§ **WHAT IS NEEDED**
Determine the number of lines where "extérieures" occurs and reply with that number by itself.

Stored entries
** begin **

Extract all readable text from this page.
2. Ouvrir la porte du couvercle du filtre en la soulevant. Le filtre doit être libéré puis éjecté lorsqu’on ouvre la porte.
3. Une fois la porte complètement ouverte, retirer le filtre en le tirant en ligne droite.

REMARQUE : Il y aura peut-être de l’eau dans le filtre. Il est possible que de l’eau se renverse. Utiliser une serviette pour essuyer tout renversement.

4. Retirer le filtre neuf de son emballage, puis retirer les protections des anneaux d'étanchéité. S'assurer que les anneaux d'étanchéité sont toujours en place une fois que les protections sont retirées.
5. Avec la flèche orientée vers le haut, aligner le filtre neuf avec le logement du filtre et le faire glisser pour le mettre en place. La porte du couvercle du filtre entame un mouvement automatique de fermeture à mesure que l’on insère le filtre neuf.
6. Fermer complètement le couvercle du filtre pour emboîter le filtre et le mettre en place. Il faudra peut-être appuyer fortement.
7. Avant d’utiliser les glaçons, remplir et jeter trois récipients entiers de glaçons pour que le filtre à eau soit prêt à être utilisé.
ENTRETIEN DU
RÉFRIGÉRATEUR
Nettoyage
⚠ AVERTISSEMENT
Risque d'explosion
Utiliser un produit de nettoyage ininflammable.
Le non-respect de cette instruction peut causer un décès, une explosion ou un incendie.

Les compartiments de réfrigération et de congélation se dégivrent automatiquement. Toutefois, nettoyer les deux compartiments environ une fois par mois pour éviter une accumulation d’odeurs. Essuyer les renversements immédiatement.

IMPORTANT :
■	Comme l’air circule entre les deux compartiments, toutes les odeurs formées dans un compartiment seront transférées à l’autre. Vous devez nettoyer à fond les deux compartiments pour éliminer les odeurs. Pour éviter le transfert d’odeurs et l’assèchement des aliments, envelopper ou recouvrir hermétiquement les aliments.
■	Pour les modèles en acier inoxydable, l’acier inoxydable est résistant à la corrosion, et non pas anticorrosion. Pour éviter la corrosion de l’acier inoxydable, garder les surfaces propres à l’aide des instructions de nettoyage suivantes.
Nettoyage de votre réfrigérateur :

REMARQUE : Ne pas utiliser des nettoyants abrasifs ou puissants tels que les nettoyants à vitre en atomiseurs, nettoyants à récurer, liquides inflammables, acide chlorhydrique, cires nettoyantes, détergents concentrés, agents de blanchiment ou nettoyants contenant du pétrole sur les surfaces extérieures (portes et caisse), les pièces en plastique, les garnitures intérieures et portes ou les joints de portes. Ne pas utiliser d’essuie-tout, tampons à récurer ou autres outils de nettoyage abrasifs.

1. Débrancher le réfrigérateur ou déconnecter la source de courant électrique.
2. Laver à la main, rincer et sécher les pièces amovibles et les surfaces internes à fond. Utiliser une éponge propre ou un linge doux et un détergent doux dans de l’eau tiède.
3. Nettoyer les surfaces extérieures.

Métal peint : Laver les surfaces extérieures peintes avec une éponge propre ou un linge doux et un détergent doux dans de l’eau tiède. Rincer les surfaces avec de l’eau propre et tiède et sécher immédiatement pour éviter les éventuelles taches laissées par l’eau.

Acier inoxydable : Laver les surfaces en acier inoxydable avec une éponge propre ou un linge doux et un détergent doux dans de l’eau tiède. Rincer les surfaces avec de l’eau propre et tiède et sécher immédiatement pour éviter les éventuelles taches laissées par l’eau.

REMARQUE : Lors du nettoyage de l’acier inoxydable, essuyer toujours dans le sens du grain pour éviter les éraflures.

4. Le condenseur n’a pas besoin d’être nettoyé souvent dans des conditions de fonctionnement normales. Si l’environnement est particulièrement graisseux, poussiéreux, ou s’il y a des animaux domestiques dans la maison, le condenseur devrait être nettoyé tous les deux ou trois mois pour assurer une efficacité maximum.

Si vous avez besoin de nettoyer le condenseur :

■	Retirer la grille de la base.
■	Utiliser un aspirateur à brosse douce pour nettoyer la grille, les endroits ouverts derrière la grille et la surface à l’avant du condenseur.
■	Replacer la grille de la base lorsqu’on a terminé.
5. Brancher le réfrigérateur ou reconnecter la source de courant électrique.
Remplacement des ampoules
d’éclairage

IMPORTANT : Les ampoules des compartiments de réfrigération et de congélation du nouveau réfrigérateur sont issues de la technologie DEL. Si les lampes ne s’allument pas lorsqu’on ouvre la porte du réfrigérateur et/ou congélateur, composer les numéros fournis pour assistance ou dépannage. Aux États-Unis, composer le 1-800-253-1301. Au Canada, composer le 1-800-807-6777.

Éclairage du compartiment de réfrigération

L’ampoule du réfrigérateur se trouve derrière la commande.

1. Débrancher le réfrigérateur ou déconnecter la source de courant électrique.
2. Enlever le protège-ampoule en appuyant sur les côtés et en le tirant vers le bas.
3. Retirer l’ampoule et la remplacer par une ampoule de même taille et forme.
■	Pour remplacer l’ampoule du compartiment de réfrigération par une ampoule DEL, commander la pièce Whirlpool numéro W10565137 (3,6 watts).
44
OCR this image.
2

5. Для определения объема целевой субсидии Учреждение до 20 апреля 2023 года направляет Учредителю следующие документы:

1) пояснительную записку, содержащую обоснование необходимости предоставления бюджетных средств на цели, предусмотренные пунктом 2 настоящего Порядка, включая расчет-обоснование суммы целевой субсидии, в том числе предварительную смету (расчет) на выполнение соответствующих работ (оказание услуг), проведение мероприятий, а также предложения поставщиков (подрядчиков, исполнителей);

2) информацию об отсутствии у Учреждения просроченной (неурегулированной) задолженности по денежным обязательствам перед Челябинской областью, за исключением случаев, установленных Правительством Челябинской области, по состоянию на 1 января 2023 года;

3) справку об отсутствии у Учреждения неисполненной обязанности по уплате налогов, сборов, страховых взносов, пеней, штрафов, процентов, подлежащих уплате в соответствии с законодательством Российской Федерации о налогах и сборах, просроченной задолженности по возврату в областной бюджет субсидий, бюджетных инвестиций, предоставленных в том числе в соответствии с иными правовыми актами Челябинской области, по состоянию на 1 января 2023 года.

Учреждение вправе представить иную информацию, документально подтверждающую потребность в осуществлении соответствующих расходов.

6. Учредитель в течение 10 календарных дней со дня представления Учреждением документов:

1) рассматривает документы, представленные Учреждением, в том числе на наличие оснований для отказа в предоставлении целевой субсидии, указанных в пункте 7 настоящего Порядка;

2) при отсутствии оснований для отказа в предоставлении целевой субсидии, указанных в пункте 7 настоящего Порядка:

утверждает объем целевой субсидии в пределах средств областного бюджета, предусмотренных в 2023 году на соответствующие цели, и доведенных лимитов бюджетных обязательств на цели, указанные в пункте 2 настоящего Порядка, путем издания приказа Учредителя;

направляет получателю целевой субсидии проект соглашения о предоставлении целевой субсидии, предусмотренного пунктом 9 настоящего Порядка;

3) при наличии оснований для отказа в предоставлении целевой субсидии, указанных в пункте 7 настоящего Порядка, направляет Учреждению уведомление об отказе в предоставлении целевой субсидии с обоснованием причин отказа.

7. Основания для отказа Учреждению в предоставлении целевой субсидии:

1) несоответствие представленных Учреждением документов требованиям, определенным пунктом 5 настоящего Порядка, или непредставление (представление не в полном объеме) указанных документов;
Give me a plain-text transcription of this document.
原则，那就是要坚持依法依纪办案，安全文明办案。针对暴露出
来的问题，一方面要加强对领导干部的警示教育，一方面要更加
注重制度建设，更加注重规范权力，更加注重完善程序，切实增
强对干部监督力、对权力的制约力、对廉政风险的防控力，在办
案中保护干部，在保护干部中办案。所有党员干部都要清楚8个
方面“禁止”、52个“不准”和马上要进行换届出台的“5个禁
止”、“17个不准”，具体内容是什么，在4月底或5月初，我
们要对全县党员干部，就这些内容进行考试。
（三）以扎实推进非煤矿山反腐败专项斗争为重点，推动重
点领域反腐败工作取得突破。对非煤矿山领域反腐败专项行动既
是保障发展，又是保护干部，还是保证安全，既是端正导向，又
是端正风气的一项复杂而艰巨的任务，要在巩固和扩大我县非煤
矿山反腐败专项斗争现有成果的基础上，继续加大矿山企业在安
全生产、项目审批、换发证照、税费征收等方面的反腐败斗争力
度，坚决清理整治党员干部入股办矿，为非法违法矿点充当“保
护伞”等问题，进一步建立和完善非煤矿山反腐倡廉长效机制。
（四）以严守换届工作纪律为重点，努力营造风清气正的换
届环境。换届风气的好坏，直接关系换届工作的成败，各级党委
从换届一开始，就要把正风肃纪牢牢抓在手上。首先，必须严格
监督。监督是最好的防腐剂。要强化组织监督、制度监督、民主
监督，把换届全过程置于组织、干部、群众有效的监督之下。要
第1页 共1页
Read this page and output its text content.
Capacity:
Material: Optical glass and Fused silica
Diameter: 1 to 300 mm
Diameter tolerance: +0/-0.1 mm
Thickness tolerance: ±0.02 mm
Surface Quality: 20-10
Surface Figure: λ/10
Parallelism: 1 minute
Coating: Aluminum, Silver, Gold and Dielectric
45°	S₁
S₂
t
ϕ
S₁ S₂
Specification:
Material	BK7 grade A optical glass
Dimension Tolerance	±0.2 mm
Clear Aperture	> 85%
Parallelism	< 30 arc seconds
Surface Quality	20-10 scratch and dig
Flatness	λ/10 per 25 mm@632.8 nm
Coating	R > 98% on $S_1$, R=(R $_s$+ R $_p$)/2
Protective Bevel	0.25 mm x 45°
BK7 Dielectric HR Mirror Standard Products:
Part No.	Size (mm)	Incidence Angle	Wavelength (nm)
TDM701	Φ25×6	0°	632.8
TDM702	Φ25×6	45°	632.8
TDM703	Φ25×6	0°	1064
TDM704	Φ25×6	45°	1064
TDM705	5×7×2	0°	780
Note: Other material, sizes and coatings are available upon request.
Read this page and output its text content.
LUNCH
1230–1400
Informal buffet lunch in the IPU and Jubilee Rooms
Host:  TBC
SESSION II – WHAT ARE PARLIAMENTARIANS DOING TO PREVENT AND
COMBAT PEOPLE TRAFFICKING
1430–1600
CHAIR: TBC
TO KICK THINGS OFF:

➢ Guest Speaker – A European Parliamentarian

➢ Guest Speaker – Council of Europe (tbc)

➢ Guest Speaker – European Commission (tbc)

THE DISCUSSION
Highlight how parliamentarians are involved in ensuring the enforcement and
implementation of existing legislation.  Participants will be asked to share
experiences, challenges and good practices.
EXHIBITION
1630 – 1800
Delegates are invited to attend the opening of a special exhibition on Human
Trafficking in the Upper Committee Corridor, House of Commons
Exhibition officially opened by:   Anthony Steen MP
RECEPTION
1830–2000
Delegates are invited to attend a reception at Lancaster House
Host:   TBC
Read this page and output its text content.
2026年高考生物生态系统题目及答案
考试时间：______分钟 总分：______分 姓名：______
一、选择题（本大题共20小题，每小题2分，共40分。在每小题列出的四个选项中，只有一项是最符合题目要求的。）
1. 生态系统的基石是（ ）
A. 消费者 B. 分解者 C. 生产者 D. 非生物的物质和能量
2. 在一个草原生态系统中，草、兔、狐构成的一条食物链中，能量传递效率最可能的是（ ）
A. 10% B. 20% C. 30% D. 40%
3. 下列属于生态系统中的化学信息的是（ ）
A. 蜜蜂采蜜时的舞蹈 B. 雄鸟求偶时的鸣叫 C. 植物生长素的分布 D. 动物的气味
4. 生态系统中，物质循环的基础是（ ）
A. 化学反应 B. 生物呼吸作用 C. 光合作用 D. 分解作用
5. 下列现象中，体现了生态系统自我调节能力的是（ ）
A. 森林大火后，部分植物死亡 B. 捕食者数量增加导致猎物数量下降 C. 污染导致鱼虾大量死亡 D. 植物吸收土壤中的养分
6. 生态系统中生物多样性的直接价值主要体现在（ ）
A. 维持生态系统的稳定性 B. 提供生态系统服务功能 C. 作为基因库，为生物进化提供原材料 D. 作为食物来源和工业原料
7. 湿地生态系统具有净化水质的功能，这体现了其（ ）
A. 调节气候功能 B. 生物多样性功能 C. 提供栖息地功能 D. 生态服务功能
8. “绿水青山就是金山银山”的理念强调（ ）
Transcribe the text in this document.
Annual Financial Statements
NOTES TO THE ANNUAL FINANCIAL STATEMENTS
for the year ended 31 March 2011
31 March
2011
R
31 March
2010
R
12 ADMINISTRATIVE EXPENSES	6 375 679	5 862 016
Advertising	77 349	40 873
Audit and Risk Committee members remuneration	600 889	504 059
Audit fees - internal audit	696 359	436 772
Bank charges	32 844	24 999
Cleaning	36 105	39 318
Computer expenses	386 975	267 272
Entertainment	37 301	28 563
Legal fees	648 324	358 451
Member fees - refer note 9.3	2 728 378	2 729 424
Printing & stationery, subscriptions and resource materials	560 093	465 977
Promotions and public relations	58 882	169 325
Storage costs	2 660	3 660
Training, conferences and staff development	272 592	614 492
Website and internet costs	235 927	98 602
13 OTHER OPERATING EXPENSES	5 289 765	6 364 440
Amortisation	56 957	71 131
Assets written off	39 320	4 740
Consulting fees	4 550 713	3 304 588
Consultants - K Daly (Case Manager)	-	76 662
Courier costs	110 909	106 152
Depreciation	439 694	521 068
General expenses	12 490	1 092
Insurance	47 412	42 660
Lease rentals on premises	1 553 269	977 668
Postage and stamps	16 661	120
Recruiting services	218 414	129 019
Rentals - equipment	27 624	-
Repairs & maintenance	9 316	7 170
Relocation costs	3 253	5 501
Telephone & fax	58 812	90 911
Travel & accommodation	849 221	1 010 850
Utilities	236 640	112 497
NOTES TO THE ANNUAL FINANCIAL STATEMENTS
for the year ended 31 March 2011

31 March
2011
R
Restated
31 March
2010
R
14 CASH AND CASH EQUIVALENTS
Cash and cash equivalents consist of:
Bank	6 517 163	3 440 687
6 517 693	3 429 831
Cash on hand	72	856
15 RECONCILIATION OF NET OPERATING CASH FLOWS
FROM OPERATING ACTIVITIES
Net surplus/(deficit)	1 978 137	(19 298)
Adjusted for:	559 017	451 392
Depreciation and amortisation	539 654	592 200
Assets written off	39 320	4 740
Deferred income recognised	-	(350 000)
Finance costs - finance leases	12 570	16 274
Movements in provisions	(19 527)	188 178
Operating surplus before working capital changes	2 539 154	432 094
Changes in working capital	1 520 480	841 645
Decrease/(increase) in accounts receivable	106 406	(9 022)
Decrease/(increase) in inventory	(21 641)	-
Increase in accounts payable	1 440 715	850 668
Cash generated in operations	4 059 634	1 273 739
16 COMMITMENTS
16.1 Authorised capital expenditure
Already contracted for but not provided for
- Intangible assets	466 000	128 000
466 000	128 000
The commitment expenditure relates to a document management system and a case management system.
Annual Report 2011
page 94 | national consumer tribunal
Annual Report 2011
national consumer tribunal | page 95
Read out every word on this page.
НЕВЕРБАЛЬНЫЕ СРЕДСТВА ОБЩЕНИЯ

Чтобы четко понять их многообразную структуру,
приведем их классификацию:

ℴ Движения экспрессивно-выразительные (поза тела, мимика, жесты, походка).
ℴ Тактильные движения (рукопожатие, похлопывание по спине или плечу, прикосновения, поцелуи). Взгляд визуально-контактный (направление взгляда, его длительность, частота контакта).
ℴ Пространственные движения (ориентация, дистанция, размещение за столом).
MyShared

** end **

§ **SOLUTION TO THE EXERCISE**
3